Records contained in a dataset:
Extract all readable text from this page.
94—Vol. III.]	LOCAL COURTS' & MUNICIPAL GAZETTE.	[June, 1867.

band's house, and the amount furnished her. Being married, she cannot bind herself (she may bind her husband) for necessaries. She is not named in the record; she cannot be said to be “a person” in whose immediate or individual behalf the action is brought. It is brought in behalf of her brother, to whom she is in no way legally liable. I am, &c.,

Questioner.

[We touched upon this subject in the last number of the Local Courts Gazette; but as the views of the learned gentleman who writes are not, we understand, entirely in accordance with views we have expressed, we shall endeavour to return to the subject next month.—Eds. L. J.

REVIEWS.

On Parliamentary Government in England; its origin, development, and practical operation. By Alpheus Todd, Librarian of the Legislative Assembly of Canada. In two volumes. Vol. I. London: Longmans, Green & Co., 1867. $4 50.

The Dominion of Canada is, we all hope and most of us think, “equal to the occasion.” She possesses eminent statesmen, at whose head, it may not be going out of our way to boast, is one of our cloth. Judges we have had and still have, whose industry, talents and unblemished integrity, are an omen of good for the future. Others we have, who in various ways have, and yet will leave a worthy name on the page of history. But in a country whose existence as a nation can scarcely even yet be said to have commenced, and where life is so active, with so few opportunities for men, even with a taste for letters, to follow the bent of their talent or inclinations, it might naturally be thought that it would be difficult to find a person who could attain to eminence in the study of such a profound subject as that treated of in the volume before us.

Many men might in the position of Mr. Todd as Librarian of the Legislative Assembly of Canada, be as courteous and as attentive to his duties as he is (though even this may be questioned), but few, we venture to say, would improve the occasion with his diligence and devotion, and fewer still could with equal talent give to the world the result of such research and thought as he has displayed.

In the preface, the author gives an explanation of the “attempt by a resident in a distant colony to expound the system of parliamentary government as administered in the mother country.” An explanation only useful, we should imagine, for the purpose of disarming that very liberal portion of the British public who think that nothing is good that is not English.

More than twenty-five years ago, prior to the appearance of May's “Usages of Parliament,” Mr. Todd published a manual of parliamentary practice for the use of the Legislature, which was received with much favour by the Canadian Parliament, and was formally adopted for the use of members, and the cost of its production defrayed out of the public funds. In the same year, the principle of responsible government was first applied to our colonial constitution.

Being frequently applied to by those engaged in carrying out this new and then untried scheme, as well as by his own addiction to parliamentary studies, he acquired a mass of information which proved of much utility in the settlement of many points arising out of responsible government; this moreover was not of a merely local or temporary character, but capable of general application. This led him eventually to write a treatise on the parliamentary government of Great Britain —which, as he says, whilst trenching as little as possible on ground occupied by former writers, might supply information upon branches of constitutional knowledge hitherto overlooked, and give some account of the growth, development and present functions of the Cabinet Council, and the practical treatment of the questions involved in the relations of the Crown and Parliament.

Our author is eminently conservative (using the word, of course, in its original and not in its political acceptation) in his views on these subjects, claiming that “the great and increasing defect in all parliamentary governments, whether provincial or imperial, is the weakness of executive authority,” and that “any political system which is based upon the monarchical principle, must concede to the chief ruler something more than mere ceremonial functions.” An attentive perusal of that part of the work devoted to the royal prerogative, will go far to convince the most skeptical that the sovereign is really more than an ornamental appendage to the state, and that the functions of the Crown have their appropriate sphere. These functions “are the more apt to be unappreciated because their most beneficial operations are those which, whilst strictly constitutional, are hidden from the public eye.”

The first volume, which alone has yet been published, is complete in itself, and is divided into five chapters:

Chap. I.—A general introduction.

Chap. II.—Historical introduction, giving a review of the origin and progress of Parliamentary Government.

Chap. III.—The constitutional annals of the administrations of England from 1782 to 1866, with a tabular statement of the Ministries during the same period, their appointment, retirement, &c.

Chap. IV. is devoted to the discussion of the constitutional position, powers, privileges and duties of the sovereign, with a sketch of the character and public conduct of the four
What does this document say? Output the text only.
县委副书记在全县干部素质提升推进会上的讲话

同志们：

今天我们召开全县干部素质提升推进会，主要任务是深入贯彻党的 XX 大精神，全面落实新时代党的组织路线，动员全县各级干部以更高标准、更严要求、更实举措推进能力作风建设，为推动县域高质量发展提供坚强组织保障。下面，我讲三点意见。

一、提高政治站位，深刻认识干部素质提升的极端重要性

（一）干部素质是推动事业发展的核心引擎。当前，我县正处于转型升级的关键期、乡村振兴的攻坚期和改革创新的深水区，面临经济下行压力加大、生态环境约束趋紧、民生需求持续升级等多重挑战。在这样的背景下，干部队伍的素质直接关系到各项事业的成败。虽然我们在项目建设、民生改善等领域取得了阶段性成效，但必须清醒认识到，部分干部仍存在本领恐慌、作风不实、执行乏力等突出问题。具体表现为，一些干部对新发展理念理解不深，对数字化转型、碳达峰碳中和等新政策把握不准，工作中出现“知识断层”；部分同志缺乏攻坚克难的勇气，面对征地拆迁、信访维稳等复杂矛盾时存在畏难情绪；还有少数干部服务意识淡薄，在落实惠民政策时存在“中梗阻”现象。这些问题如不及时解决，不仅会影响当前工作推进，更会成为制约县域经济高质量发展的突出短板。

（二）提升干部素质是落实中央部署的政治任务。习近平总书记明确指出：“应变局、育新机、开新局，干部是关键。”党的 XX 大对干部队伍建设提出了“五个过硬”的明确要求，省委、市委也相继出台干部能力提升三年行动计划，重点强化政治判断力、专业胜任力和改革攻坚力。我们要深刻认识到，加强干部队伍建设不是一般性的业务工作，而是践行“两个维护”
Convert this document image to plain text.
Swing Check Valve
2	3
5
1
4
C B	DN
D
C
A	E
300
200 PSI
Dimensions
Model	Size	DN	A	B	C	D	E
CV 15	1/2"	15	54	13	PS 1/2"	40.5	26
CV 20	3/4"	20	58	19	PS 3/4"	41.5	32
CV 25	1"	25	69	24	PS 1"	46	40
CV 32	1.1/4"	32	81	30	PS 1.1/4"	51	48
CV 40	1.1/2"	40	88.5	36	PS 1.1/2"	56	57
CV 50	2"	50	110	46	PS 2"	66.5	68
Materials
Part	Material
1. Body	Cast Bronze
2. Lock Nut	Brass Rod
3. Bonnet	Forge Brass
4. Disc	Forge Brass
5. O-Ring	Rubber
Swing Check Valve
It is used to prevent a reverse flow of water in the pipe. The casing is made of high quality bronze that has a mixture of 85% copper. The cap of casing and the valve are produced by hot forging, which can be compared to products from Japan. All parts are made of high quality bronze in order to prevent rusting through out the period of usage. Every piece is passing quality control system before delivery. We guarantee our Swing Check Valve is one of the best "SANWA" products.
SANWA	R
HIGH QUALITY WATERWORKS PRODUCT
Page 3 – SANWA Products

Set exercise:
Give back exactly the lines from the line holding "Convert this document image to plain text." through the last line of the listing, including both.

Result:
Convert this document image to plain text.
Swing Check Valve
2	3
5
1
4
C B	DN
D
C
A	E
300
200 PSI
Dimensions
Model	Size	DN	A	B	C	D	E
CV 15	1/2"	15	54	13	PS 1/2"	40.5	26
CV 20	3/4"	20	58	19	PS 3/4"	41.5	32
CV 25	1"	25	69	24	PS 1"	46	40
CV 32	1.1/4"	32	81	30	PS 1.1/4"	51	48
CV 40	1.1/2"	40	88.5	36	PS 1.1/2"	56	57
CV 50	2"	50	110	46	PS 2"	66.5	68
Materials
Part	Material
1. Body	Cast Bronze
2. Lock Nut	Brass Rod
3. Bonnet	Forge Brass
4. Disc	Forge Brass
5. O-Ring	Rubber
Swing Check Valve
It is used to prevent a reverse flow of water in the pipe. The casing is made of high quality bronze that has a mixture of 85% copper. The cap of casing and the valve are produced by hot forging, which can be compared to products from Japan. All parts are made of high quality bronze in order to prevent rusting through out the period of usage. Every piece is passing quality control system before delivery. We guarantee our Swing Check Valve is one of the best "SANWA" products.
SANWA	R
HIGH QUALITY WATERWORKS PRODUCT
Page 3 – SANWA Products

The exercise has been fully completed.